Aufgabe: Schreib den Abschnitt unverändert ab, der mit der Zeile mit „home-icon [521, 2074, 559, 2113]“ beginnt und mit der Zeile mit „Extract all elements with their positions. The image is w=707“ endet. Beide Zeilen gehören dazu.

Einträge:
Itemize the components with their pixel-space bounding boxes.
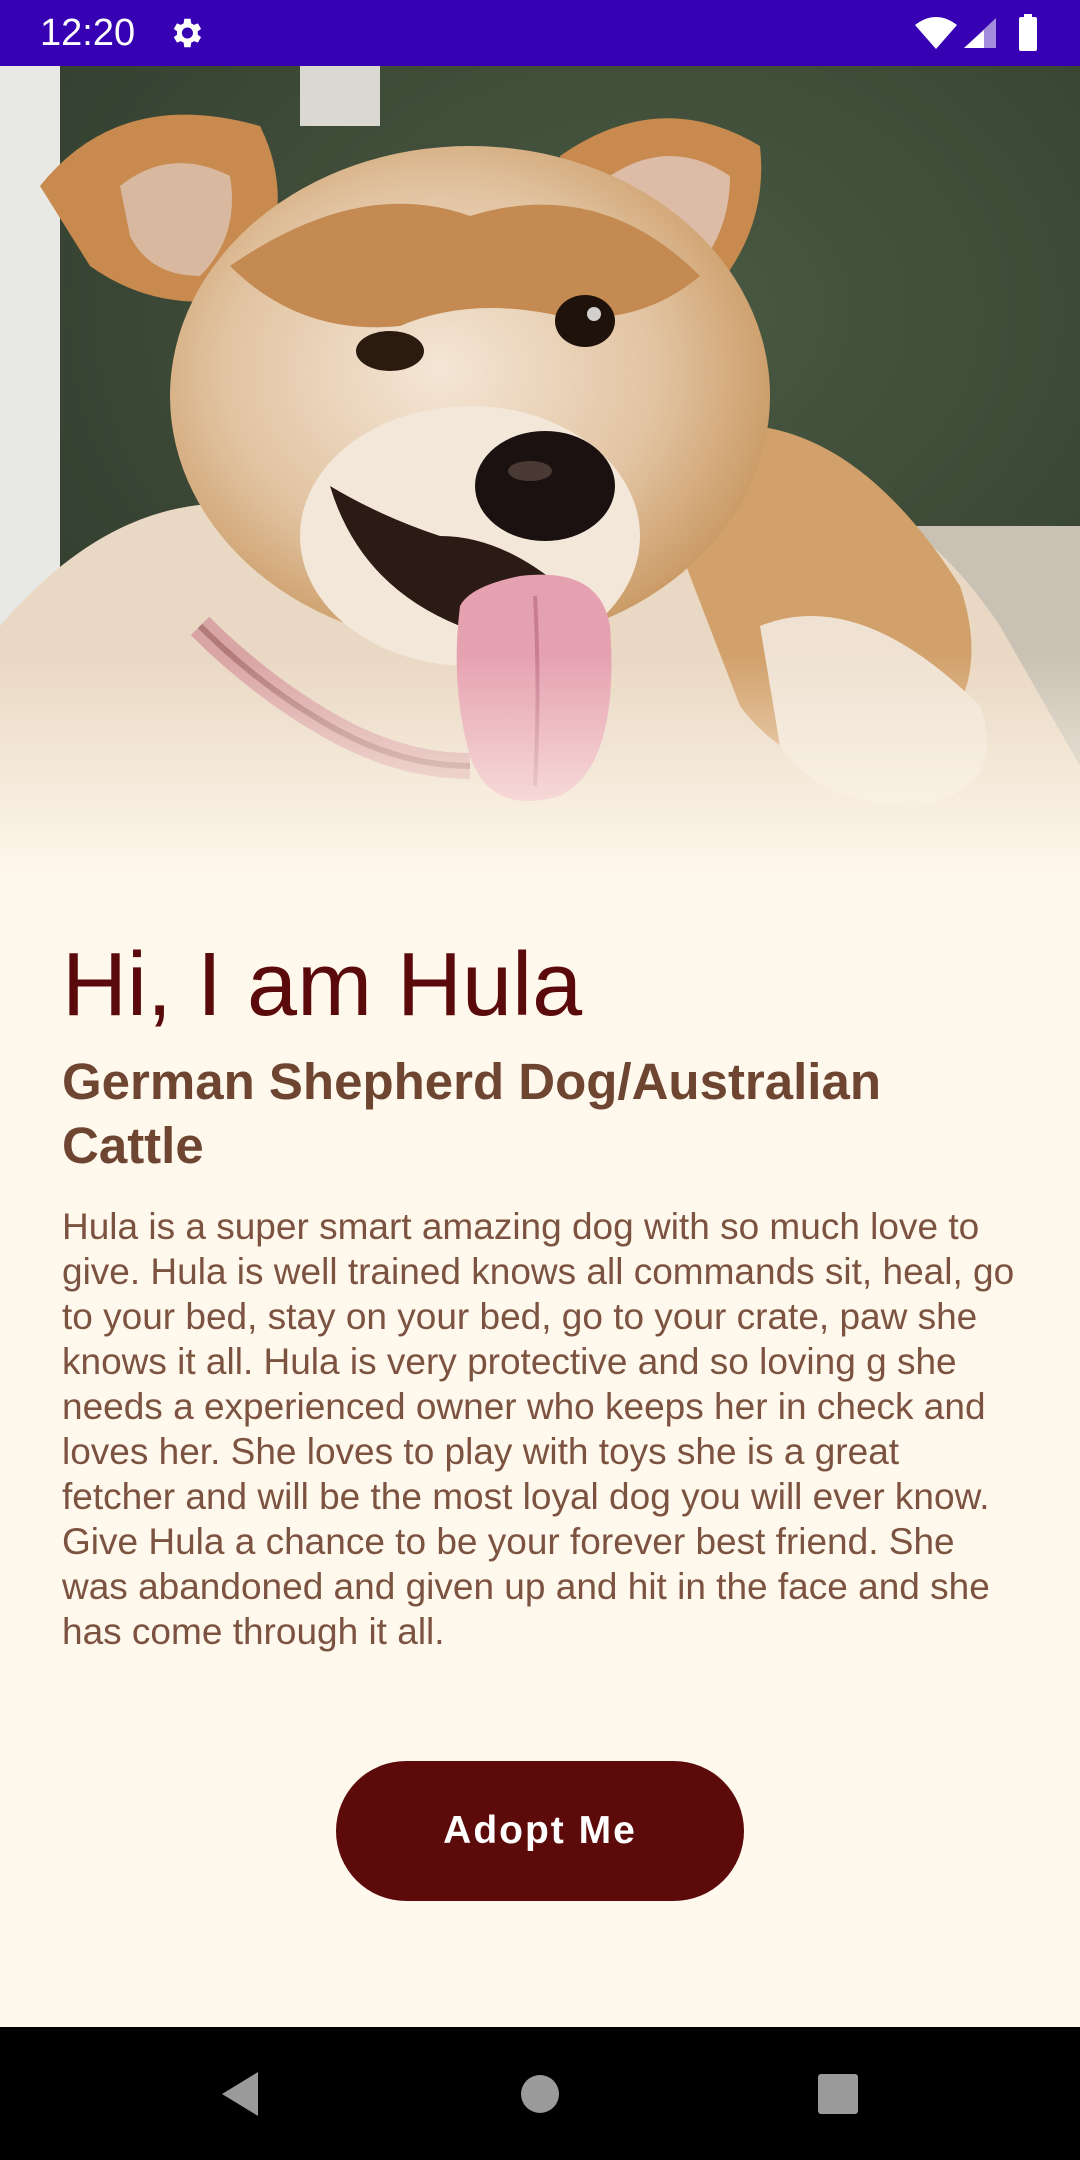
home-icon [521, 2074, 559, 2113]
signal-icon [964, 18, 996, 48]
status-time: 12:20 [40, 12, 136, 54]
home-button[interactable] [480, 2027, 600, 2160]
back-icon [222, 2071, 258, 2116]
pet-description: Hula is a super smart amazing dog with s… [62, 1206, 1015, 1652]
gear-icon [173, 18, 202, 48]
adopt-me-button[interactable]: Adopt Me [336, 1761, 744, 1901]
battery-icon [1019, 14, 1037, 51]
pet-detail-screen: 12:20 Hi, I am Hula German Shepherd Dog/… [0, 0, 1080, 2160]
navigation-bar [0, 2027, 1080, 2160]
pet-greeting: Hi, I am Hula [62, 935, 583, 1035]
pet-breed: German Shepherd Dog/Australian Cattle [62, 1053, 881, 1174]
back-button[interactable] [180, 2027, 300, 2160]
wifi-icon [915, 17, 957, 49]
status-bar: 12:20 [0, 0, 1080, 66]
pet-info: Hi, I am Hula German Shepherd Dog/Austra… [62, 930, 1022, 1654]
recents-icon [818, 2073, 858, 2114]
dog-photo [0, 66, 1080, 882]
recents-button[interactable] [778, 2027, 898, 2160]
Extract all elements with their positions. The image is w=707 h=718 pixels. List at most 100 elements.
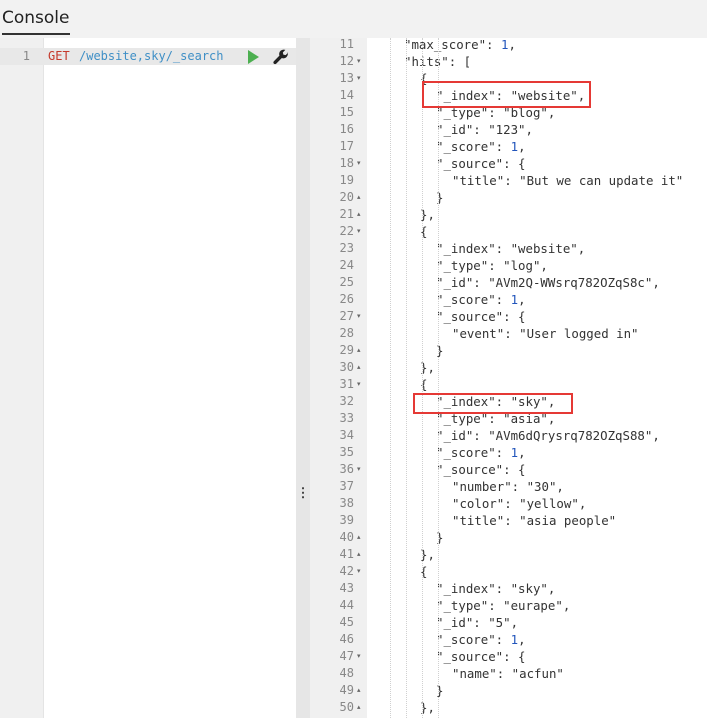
response-line: 42 ▾{ [310,563,707,580]
response-line-text: "_type": "eurape", [436,598,571,613]
fold-toggle-icon[interactable]: ▾ [357,308,361,325]
fold-toggle-icon[interactable]: ▴ [357,699,361,716]
response-line: 43 "_index": "sky", [310,580,707,597]
response-line: 35 "_score": 1, [310,444,707,461]
response-line: 25 "_id": "AVm2Q-WWsrq782OZqS8c", [310,274,707,291]
fold-toggle-icon[interactable]: ▴ [357,189,361,206]
fold-toggle-icon[interactable]: ▾ [357,648,361,665]
response-line: 30 ▴}, [310,359,707,376]
response-line-number: 36 [339,462,354,476]
highlight-index-website [422,81,591,108]
response-line-number: 44 [339,598,354,612]
response-line-number: 16 [339,122,354,136]
tab-console[interactable]: Console [2,8,70,35]
request-gutter [0,38,44,718]
response-line-text: "_source": { [436,309,526,324]
request-editor[interactable]: 1 GET /website,sky/_search [0,38,296,718]
response-line: 19 "title": "But we can update it" [310,172,707,189]
response-line-number: 30 [339,360,354,374]
response-line: 20 ▴} [310,189,707,206]
response-line: 28 "event": "User logged in" [310,325,707,342]
response-line: 23 "_index": "website", [310,240,707,257]
response-line-text: "_score": 1, [436,292,526,307]
console-header: Console [0,0,707,38]
response-line: 17 "_score": 1, [310,138,707,155]
response-line: 49 ▴} [310,682,707,699]
response-line: 22 ▾{ [310,223,707,240]
response-line-text: "event": "User logged in" [452,326,639,341]
fold-toggle-icon[interactable]: ▴ [357,342,361,359]
response-line-text: "name": "acfun" [452,666,564,681]
response-line-number: 20 [339,190,354,204]
response-line: 26 "_score": 1, [310,291,707,308]
response-line-text: "_index": "sky", [436,581,556,596]
fold-toggle-icon[interactable]: ▴ [357,359,361,376]
response-line: 37 "number": "30", [310,478,707,495]
fold-toggle-icon[interactable]: ▾ [357,563,361,580]
fold-toggle-icon[interactable]: ▾ [357,376,361,393]
fold-toggle-icon[interactable]: ▾ [357,461,361,478]
indent-guide [390,38,391,718]
drag-handle-icon[interactable] [302,486,304,500]
response-viewer[interactable]: 11 "max_score": 1, 12 ▾ "hits": [13 ▾{14 "_ind… [310,38,707,718]
fold-toggle-icon[interactable]: ▾ [357,53,361,70]
response-line-number: 43 [339,581,354,595]
response-line-number: 26 [339,292,354,306]
fold-toggle-icon[interactable]: ▴ [357,529,361,546]
response-line: 48 "name": "acfun" [310,665,707,682]
response-line-text: "_score": 1, [436,632,526,647]
response-line-text: "_id": "AVm6dQrysrq782OZqS88", [436,428,660,443]
request-url[interactable]: /website,sky/_search [79,48,224,65]
response-line-number: 29 [339,343,354,357]
response-line-number: 27 [339,309,354,323]
fold-toggle-icon[interactable]: ▴ [357,682,361,699]
response-line-number: 34 [339,428,354,442]
pane-divider[interactable] [296,38,310,718]
response-line: 34 "_id": "AVm6dQrysrq782OZqS88", [310,427,707,444]
response-line-number: 18 [339,156,354,170]
response-line-number: 41 [339,547,354,561]
response-line-number: 32 [339,394,354,408]
response-line: 24 "_type": "log", [310,257,707,274]
response-line: 36 ▾ "_source": { [310,461,707,478]
request-line-number: 1 [22,49,30,63]
response-line-number: 31 [339,377,354,391]
response-line: 46 "_score": 1, [310,631,707,648]
response-line-number: 35 [339,445,354,459]
fold-toggle-icon[interactable]: ▾ [357,155,361,172]
response-line-number: 45 [339,615,354,629]
fold-toggle-icon[interactable]: ▾ [357,70,361,87]
response-line-text: "max_score": 1, [404,38,516,52]
response-line: 44 "_type": "eurape", [310,597,707,614]
response-line-number: 28 [339,326,354,340]
response-line-number: 50 [339,700,354,714]
indent-guide [406,38,407,718]
response-line-number: 23 [339,241,354,255]
response-line: 27 ▾ "_source": { [310,308,707,325]
response-line-number: 13 [339,71,354,85]
response-line: 11 "max_score": 1, [310,38,707,53]
response-line-text: "_score": 1, [436,139,526,154]
fold-toggle-icon[interactable]: ▴ [357,546,361,563]
play-icon[interactable] [248,50,259,64]
response-line-text: "_id": "5", [436,615,519,630]
response-line-number: 11 [339,38,354,51]
fold-toggle-icon[interactable]: ▴ [357,206,361,223]
response-line-number: 24 [339,258,354,272]
response-line: 41 ▴}, [310,546,707,563]
response-line-text: "_source": { [436,156,526,171]
response-line-text: "_source": { [436,649,526,664]
response-line-number: 17 [339,139,354,153]
response-line: 45 "_id": "5", [310,614,707,631]
response-line-number: 42 [339,564,354,578]
request-method[interactable]: GET [48,48,70,65]
fold-toggle-icon[interactable]: ▾ [357,223,361,240]
response-line: 50 ▴}, [310,699,707,716]
response-line: 16 "_id": "123", [310,121,707,138]
response-line-text: "title": "But we can update it" [452,173,684,188]
response-line-number: 21 [339,207,354,221]
response-line: 21 ▴}, [310,206,707,223]
response-line: 12 ▾ "hits": [ [310,53,707,70]
request-line[interactable]: 1 GET /website,sky/_search [0,48,296,65]
wrench-icon[interactable] [272,48,290,66]
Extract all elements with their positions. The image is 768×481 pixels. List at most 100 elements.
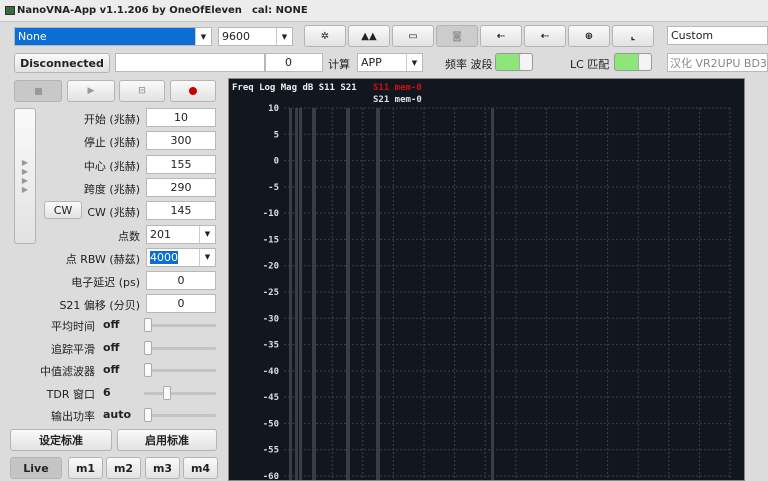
points-value: 201 <box>150 228 171 241</box>
baud-select[interactable]: 9600▼ <box>218 27 293 46</box>
stop-label: 停止 (兆赫) <box>84 134 140 150</box>
stop-field[interactable]: 300 <box>146 131 216 150</box>
slider-track[interactable] <box>144 414 216 417</box>
chevron-down-icon: ▼ <box>195 28 211 45</box>
stop-value: 300 <box>171 134 192 147</box>
start-field[interactable]: 10 <box>146 108 216 127</box>
stop-button[interactable] <box>14 80 62 102</box>
span-value: 290 <box>171 181 192 194</box>
slider-value: off <box>103 363 119 376</box>
slider-track[interactable] <box>144 324 216 327</box>
slider-track[interactable] <box>144 392 216 395</box>
usb-icon: ⇠ <box>497 31 505 42</box>
trace-bar <box>312 108 316 480</box>
start-value: 10 <box>174 111 188 124</box>
connect-button[interactable]: Disconnected <box>14 53 110 73</box>
set-calibration-button[interactable]: 设定标准 <box>10 429 112 451</box>
graph-icon: ⌞ <box>631 31 636 42</box>
record-icon <box>189 87 197 95</box>
s21offset-field[interactable]: 0 <box>146 294 216 313</box>
y-tick-label: -15 <box>263 235 279 245</box>
slider-thumb[interactable] <box>144 408 152 422</box>
freq-band-toggle[interactable] <box>495 53 533 71</box>
chevron-down-icon: ▼ <box>199 226 215 243</box>
y-tick-label: -25 <box>263 288 279 298</box>
slider-track[interactable] <box>144 347 216 350</box>
slider-label: 输出功率 <box>51 408 95 424</box>
camera-button[interactable]: ◙ <box>436 25 478 47</box>
play-icon: ▶ <box>88 86 95 96</box>
window-title: NanoVNA-App v1.1.206 by OneOfEleven <box>17 5 242 16</box>
chevron-down-icon: ▼ <box>199 249 215 266</box>
y-tick-label: -45 <box>263 393 279 403</box>
usb-button[interactable]: ⇠ <box>480 25 522 47</box>
slider-thumb[interactable] <box>144 318 152 332</box>
usb-button[interactable]: ⇠ <box>524 25 566 47</box>
rbw-label: 点 RBW (赫兹) <box>66 251 140 267</box>
port-select[interactable]: None ▼ <box>14 27 212 46</box>
y-tick-label: -40 <box>263 367 279 377</box>
play-button[interactable]: ▶ <box>67 80 115 102</box>
calc-mode-select[interactable]: APP ▼ <box>357 53 423 72</box>
edelay-field[interactable]: 0 <box>146 271 216 290</box>
slider-thumb[interactable] <box>163 386 171 400</box>
single-sweep-button[interactable]: ⊟ <box>119 80 165 102</box>
slider-label: TDR 窗口 <box>47 386 95 402</box>
y-tick-label: -50 <box>263 419 279 429</box>
slider-thumb[interactable] <box>144 341 152 355</box>
panel-collapse-handle[interactable]: ▶▶▶▶ <box>14 108 36 244</box>
camera-icon: ◙ <box>452 31 462 42</box>
chart-panel[interactable]: Freq Log Mag dB S11 S21 S11 mem-0 S21 me… <box>228 78 745 481</box>
y-tick-label: -60 <box>263 472 279 480</box>
up-arrows-button[interactable]: ▲▲ <box>348 25 390 47</box>
text-input[interactable] <box>115 53 265 72</box>
port-value: None <box>18 30 47 43</box>
slider-track[interactable] <box>144 369 216 372</box>
title-bar: NanoVNA-App v1.1.206 by OneOfEleven cal:… <box>0 0 768 22</box>
enable-calibration-button[interactable]: 启用标准 <box>117 429 217 451</box>
up-arrows-icon: ▲▲ <box>361 31 376 42</box>
points-field[interactable]: 201 ▼ <box>146 225 216 244</box>
s21offset-value: 0 <box>178 297 185 310</box>
settings-gear-icon: ✲ <box>321 31 329 42</box>
chevron-down-icon: ▼ <box>406 54 422 71</box>
chevron-right-icon: ▶▶▶▶ <box>22 158 28 194</box>
record-button[interactable] <box>170 80 216 102</box>
plot-area: 1050-5-10-15-20-25-30-35-40-45-50-55-60 <box>229 79 744 480</box>
trace-bar <box>491 108 494 480</box>
lc-match-label: LC 匹配 <box>570 56 609 72</box>
center-label: 中心 (兆赫) <box>84 158 140 174</box>
rbw-field[interactable]: 4000▼ <box>146 248 216 267</box>
marker-m4-button[interactable]: m4 <box>183 457 218 479</box>
preset-value: Custom <box>671 29 713 42</box>
marker-m1-button[interactable]: m1 <box>68 457 103 479</box>
y-tick-label: -55 <box>263 446 279 456</box>
y-tick-label: 0 <box>274 157 279 167</box>
marker-m2-button[interactable]: m2 <box>106 457 141 479</box>
span-field[interactable]: 290 <box>146 178 216 197</box>
baud-value: 9600 <box>222 30 250 43</box>
edelay-label: 电子延迟 (ps) <box>71 274 140 290</box>
target-button[interactable]: ⊕ <box>568 25 610 47</box>
trace-bar <box>346 108 350 480</box>
y-tick-label: -5 <box>268 183 279 193</box>
marker-m3-button[interactable]: m3 <box>145 457 180 479</box>
points-label: 点数 <box>118 228 140 244</box>
cw-button[interactable]: CW <box>44 201 82 219</box>
preset-field[interactable]: Custom <box>667 26 768 45</box>
calc-mode-value: APP <box>361 56 382 69</box>
settings-gear-button[interactable]: ✲ <box>304 25 346 47</box>
calc-input[interactable]: 0 <box>265 53 323 72</box>
marker-live-button[interactable]: Live <box>10 457 62 479</box>
cw-field[interactable]: 145 <box>146 201 216 220</box>
y-tick-label: -30 <box>263 314 279 324</box>
start-label: 开始 (兆赫) <box>84 111 140 127</box>
single-sweep-icon: ⊟ <box>138 86 146 96</box>
lc-match-toggle[interactable] <box>614 53 652 71</box>
graph-button[interactable]: ⌞ <box>612 25 654 47</box>
slider-thumb[interactable] <box>144 363 152 377</box>
center-field[interactable]: 155 <box>146 155 216 174</box>
battery-button[interactable]: ▭ <box>392 25 434 47</box>
slider-label: 平均时间 <box>51 318 95 334</box>
target-icon: ⊕ <box>585 31 593 42</box>
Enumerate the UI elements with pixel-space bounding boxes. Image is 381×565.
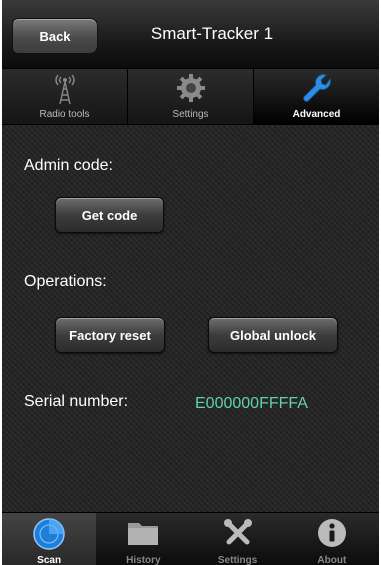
tab-history-label: History [126,555,161,565]
back-button-label: Back [39,28,71,44]
tab-settings-label: Settings [172,109,209,120]
global-unlock-button[interactable]: Global unlock [208,317,338,353]
segmented-tabs: Radio tools Settings Advanced [2,69,379,125]
global-unlock-button-label: Global unlock [230,327,316,343]
page-title: Smart-Tracker 1 [150,24,274,43]
operations-label: Operations: [24,273,107,290]
tab-radio-tools[interactable]: Radio tools [2,69,128,124]
folder-icon [127,518,159,549]
tab-settings-bottom[interactable]: Settings [191,513,285,565]
tab-settings-bottom-label: Settings [217,555,258,565]
app-screen: Back Smart-Tracker 1 Radio tools Setting… [2,0,379,565]
wrench-icon [300,73,334,110]
gear-icon [176,73,206,106]
tools-icon [223,518,253,551]
tab-advanced[interactable]: Advanced [254,69,379,124]
tab-scan-label: Scan [37,555,62,565]
get-code-button-label: Get code [81,207,138,223]
serial-number-value: E000000FFFFA [195,395,308,412]
tab-radio-tools-label: Radio tools [39,109,90,120]
radar-icon [33,518,65,553]
tab-settings[interactable]: Settings [128,69,254,124]
tab-about[interactable]: About [285,513,379,565]
tab-history[interactable]: History [96,513,190,565]
navigation-bar: Back Smart-Tracker 1 [2,0,379,69]
info-icon [317,518,347,551]
factory-reset-button-label: Factory reset [69,327,151,343]
tab-advanced-label: Advanced [292,109,341,120]
factory-reset-button[interactable]: Factory reset [55,317,165,353]
admin-code-label: Admin code: [24,157,113,174]
radio-tower-icon [53,73,77,108]
tab-about-label: About [317,555,347,565]
get-code-button[interactable]: Get code [55,197,164,233]
serial-number-label: Serial number: [24,393,129,410]
back-button[interactable]: Back [12,18,98,54]
tab-scan[interactable]: Scan [2,513,97,565]
bottom-tab-bar: Scan History Settings About [2,512,379,565]
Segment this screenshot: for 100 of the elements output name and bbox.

Vollständige Antwort:
home-icon [521, 2074, 559, 2113]
signal-icon [964, 18, 996, 48]
status-time: 12:20 [40, 12, 136, 54]
home-button[interactable] [480, 2027, 600, 2160]
back-icon [222, 2071, 258, 2116]
pet-description: Hula is a super smart amazing dog with s… [62, 1206, 1015, 1652]
gear-icon [173, 18, 202, 48]
adopt-me-button[interactable]: Adopt Me [336, 1761, 744, 1901]
battery-icon [1019, 14, 1037, 51]
pet-detail-screen: 12:20 Hi, I am Hula German Shepherd Dog/… [0, 0, 1080, 2160]
navigation-bar [0, 2027, 1080, 2160]
pet-greeting: Hi, I am Hula [62, 935, 583, 1035]
pet-breed: German Shepherd Dog/Australian Cattle [62, 1053, 881, 1174]
back-button[interactable] [180, 2027, 300, 2160]
wifi-icon [915, 17, 957, 49]
status-bar: 12:20 [0, 0, 1080, 66]
pet-info: Hi, I am Hula German Shepherd Dog/Austra… [62, 930, 1022, 1654]
recents-icon [818, 2073, 858, 2114]
dog-photo [0, 66, 1080, 882]
recents-button[interactable] [778, 2027, 898, 2160]
Extract all elements with their positions. The image is w=707 h=718 pixels. List at most 100 elements.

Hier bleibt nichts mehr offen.